● Task instructions
Please print all of the material below, word for word.

● Records for the task
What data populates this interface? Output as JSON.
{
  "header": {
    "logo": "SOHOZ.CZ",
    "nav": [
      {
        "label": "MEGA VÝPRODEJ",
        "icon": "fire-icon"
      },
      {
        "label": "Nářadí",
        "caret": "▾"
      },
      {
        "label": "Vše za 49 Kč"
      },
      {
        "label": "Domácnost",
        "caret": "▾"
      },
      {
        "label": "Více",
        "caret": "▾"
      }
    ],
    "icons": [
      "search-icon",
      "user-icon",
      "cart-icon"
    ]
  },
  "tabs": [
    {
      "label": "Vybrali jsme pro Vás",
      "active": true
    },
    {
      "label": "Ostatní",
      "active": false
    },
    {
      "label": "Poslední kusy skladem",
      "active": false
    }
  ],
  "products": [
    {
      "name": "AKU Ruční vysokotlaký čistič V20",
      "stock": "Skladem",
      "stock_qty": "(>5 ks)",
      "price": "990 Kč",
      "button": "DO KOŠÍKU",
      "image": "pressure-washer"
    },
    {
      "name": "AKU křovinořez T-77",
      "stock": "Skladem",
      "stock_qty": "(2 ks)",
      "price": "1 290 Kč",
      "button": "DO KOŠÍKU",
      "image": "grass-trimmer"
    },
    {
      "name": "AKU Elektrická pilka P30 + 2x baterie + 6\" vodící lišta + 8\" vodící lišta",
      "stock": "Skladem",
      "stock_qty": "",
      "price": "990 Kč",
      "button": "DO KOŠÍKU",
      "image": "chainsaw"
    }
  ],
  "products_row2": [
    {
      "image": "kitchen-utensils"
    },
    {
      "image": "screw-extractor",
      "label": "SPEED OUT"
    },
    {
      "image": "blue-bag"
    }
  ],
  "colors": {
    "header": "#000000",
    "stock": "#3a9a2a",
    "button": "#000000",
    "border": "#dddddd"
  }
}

● Problem solution
What data populates this interface? Output as JSON.
{
  "header": {
    "logo": "SOHOZ.CZ",
    "nav": [
      {
        "label": "MEGA VÝPRODEJ",
        "icon": "fire-icon"
      },
      {
        "label": "Nářadí",
        "caret": "▾"
      },
      {
        "label": "Vše za 49 Kč"
      },
      {
        "label": "Domácnost",
        "caret": "▾"
      },
      {
        "label": "Více",
        "caret": "▾"
      }
    ],
    "icons": [
      "search-icon",
      "user-icon",
      "cart-icon"
    ]
  },
  "tabs": [
    {
      "label": "Vybrali jsme pro Vás",
      "active": true
    },
    {
      "label": "Ostatní",
      "active": false
    },
    {
      "label": "Poslední kusy skladem",
      "active": false
    }
  ],
  "products": [
    {
      "name": "AKU Ruční vysokotlaký čistič V20",
      "stock": "Skladem",
      "stock_qty": "(>5 ks)",
      "price": "990 Kč",
      "button": "DO KOŠÍKU",
      "image": "pressure-washer"
    },
    {
      "name": "AKU křovinořez T-77",
      "stock": "Skladem",
      "stock_qty": "(2 ks)",
      "price": "1 290 Kč",
      "button": "DO KOŠÍKU",
      "image": "grass-trimmer"
    },
    {
      "name": "AKU Elektrická pilka P30 + 2x baterie + 6\" vodící lišta + 8\" vodící lišta",
      "stock": "Skladem",
      "stock_qty": "",
      "price": "990 Kč",
      "button": "DO KOŠÍKU",
      "image": "chainsaw"
    }
  ],
  "products_row2": [
    {
      "image": "kitchen-utensils"
    },
    {
      "image": "screw-extractor",
      "label": "SPEED OUT"
    },
    {
      "image": "blue-bag"
    }
  ],
  "colors": {
    "header": "#000000",
    "stock": "#3a9a2a",
    "button": "#000000",
    "border": "#dddddd"
  }
}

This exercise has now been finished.